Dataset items
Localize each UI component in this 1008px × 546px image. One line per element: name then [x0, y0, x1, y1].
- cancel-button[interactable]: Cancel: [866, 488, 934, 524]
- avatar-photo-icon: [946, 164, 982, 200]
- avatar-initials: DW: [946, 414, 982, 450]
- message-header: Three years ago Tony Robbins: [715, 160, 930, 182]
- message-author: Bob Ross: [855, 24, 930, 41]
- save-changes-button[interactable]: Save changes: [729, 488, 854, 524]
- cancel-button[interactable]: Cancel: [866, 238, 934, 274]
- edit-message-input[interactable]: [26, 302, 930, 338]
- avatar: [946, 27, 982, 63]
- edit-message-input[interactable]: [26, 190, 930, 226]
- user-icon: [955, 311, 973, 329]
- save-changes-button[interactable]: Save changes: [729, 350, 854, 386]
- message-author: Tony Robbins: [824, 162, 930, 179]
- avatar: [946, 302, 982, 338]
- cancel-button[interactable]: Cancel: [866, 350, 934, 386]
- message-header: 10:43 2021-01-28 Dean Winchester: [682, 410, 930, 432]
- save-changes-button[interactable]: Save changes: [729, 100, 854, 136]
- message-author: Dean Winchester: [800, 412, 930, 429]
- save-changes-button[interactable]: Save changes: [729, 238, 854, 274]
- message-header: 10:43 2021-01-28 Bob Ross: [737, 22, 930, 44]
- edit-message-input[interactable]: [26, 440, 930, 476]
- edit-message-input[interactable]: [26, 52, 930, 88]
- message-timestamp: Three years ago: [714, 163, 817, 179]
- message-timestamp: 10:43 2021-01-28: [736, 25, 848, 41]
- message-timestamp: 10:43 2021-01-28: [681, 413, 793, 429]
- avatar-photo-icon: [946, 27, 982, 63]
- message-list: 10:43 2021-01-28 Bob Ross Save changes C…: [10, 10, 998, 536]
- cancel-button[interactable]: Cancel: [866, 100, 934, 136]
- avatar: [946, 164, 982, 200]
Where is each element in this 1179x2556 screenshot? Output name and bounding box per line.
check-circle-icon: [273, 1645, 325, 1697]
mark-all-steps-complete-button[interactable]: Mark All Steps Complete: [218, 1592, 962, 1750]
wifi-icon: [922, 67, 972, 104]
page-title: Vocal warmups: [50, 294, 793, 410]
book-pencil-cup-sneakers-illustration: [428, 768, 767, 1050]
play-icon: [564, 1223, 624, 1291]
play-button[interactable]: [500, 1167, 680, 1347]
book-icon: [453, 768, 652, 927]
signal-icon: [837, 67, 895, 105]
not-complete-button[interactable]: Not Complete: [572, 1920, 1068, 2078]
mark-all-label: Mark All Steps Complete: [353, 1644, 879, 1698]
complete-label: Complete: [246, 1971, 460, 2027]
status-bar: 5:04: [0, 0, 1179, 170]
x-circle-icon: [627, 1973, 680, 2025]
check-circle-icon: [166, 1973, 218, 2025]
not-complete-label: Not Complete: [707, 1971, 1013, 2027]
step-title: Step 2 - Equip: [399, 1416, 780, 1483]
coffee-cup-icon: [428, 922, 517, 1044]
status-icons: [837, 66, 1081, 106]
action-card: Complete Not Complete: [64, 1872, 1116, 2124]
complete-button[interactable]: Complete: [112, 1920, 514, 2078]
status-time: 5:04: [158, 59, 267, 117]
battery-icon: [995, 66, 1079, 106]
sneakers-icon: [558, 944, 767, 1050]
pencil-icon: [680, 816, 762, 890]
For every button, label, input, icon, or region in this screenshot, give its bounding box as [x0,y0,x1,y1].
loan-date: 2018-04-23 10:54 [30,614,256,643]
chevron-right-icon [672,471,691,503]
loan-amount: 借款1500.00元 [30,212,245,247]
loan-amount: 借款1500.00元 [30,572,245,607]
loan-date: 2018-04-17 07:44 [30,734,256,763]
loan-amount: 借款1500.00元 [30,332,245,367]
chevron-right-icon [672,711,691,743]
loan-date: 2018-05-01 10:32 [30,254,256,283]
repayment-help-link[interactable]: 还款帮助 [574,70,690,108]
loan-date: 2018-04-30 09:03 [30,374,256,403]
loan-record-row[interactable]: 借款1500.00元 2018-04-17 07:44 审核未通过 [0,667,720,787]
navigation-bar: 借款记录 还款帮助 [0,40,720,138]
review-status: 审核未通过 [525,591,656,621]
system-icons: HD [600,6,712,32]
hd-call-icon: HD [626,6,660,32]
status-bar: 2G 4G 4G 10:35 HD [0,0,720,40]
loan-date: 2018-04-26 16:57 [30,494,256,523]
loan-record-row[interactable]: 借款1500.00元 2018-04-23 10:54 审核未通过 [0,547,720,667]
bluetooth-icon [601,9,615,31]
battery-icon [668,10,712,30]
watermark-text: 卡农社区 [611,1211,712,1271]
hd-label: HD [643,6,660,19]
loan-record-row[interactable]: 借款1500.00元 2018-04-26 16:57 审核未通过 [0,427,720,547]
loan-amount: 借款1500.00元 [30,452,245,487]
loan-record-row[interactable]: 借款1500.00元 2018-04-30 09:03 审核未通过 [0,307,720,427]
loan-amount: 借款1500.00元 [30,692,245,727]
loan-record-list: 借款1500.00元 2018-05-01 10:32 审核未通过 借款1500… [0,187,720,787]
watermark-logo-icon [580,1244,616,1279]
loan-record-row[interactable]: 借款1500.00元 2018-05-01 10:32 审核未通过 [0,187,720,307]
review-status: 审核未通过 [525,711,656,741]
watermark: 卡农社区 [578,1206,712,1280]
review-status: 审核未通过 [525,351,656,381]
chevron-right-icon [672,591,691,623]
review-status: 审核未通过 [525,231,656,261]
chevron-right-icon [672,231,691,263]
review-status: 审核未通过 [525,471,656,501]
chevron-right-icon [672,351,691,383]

## What you are asked to do
Please rewrite all of the lines above, substituting "arrow-right-icon" for every occurrence of "chevron-right-icon" and leaving everything else unchanged.

## Task output
Localize each UI component in this 1008px × 546px image. One line per element: name then [x0, y0, x1, y1].
- cancel-button[interactable]: Cancel: [866, 488, 934, 524]
- avatar-photo-icon: [946, 164, 982, 200]
- avatar-initials: DW: [946, 414, 982, 450]
- message-header: Three years ago Tony Robbins: [715, 160, 930, 182]
- message-author: Bob Ross: [855, 24, 930, 41]
- save-changes-button[interactable]: Save changes: [729, 488, 854, 524]
- cancel-button[interactable]: Cancel: [866, 238, 934, 274]
- edit-message-input[interactable]: [26, 302, 930, 338]
- avatar: [946, 27, 982, 63]
- edit-message-input[interactable]: [26, 190, 930, 226]
- user-icon: [955, 311, 973, 329]
- save-changes-button[interactable]: Save changes: [729, 350, 854, 386]
- message-author: Tony Robbins: [824, 162, 930, 179]
- avatar: [946, 302, 982, 338]
- cancel-button[interactable]: Cancel: [866, 350, 934, 386]
- message-header: 10:43 2021-01-28 Dean Winchester: [682, 410, 930, 432]
- save-changes-button[interactable]: Save changes: [729, 100, 854, 136]
- message-author: Dean Winchester: [800, 412, 930, 429]
- save-changes-button[interactable]: Save changes: [729, 238, 854, 274]
- message-header: 10:43 2021-01-28 Bob Ross: [737, 22, 930, 44]
- edit-message-input[interactable]: [26, 440, 930, 476]
- edit-message-input[interactable]: [26, 52, 930, 88]
- message-timestamp: Three years ago: [714, 163, 817, 179]
- message-timestamp: 10:43 2021-01-28: [736, 25, 848, 41]
- message-timestamp: 10:43 2021-01-28: [681, 413, 793, 429]
- avatar-photo-icon: [946, 27, 982, 63]
- message-list: 10:43 2021-01-28 Bob Ross Save changes C…: [10, 10, 998, 536]
- cancel-button[interactable]: Cancel: [866, 100, 934, 136]
- avatar: [946, 164, 982, 200]
Where is each element in this 1179x2556 screenshot? Output name and bounding box per line.
check-circle-icon: [273, 1645, 325, 1697]
mark-all-steps-complete-button[interactable]: Mark All Steps Complete: [218, 1592, 962, 1750]
wifi-icon: [922, 67, 972, 104]
page-title: Vocal warmups: [50, 294, 793, 410]
book-pencil-cup-sneakers-illustration: [428, 768, 767, 1050]
play-icon: [564, 1223, 624, 1291]
play-button[interactable]: [500, 1167, 680, 1347]
book-icon: [453, 768, 652, 927]
signal-icon: [837, 67, 895, 105]
not-complete-button[interactable]: Not Complete: [572, 1920, 1068, 2078]
mark-all-label: Mark All Steps Complete: [353, 1644, 879, 1698]
complete-label: Complete: [246, 1971, 460, 2027]
status-bar: 5:04: [0, 0, 1179, 170]
x-circle-icon: [627, 1973, 680, 2025]
check-circle-icon: [166, 1973, 218, 2025]
not-complete-label: Not Complete: [707, 1971, 1013, 2027]
step-title: Step 2 - Equip: [399, 1416, 780, 1483]
coffee-cup-icon: [428, 922, 517, 1044]
status-icons: [837, 66, 1081, 106]
action-card: Complete Not Complete: [64, 1872, 1116, 2124]
complete-button[interactable]: Complete: [112, 1920, 514, 2078]
status-time: 5:04: [158, 59, 267, 117]
battery-icon: [995, 66, 1079, 106]
sneakers-icon: [558, 944, 767, 1050]
pencil-icon: [680, 816, 762, 890]
For every button, label, input, icon, or region in this screenshot, give its bounding box as [x0,y0,x1,y1].
loan-date: 2018-04-23 10:54 [30,614,256,643]
arrow-right-icon [672,471,691,503]
loan-amount: 借款1500.00元 [30,212,245,247]
loan-amount: 借款1500.00元 [30,572,245,607]
loan-date: 2018-04-17 07:44 [30,734,256,763]
loan-amount: 借款1500.00元 [30,332,245,367]
arrow-right-icon [672,711,691,743]
loan-date: 2018-05-01 10:32 [30,254,256,283]
repayment-help-link[interactable]: 还款帮助 [574,70,690,108]
loan-date: 2018-04-30 09:03 [30,374,256,403]
loan-record-row[interactable]: 借款1500.00元 2018-04-17 07:44 审核未通过 [0,667,720,787]
navigation-bar: 借款记录 还款帮助 [0,40,720,138]
review-status: 审核未通过 [525,591,656,621]
system-icons: HD [600,6,712,32]
hd-call-icon: HD [626,6,660,32]
status-bar: 2G 4G 4G 10:35 HD [0,0,720,40]
loan-date: 2018-04-26 16:57 [30,494,256,523]
loan-record-row[interactable]: 借款1500.00元 2018-04-23 10:54 审核未通过 [0,547,720,667]
bluetooth-icon [601,9,615,31]
battery-icon [668,10,712,30]
watermark-text: 卡农社区 [611,1211,712,1271]
hd-label: HD [643,6,660,19]
loan-record-row[interactable]: 借款1500.00元 2018-04-26 16:57 审核未通过 [0,427,720,547]
loan-amount: 借款1500.00元 [30,452,245,487]
loan-record-row[interactable]: 借款1500.00元 2018-04-30 09:03 审核未通过 [0,307,720,427]
loan-amount: 借款1500.00元 [30,692,245,727]
loan-record-list: 借款1500.00元 2018-05-01 10:32 审核未通过 借款1500… [0,187,720,787]
watermark-logo-icon [580,1244,616,1279]
loan-record-row[interactable]: 借款1500.00元 2018-05-01 10:32 审核未通过 [0,187,720,307]
review-status: 审核未通过 [525,711,656,741]
watermark: 卡农社区 [578,1206,712,1280]
review-status: 审核未通过 [525,351,656,381]
arrow-right-icon [672,591,691,623]
review-status: 审核未通过 [525,231,656,261]
arrow-right-icon [672,231,691,263]
review-status: 审核未通过 [525,471,656,501]
arrow-right-icon [672,351,691,383]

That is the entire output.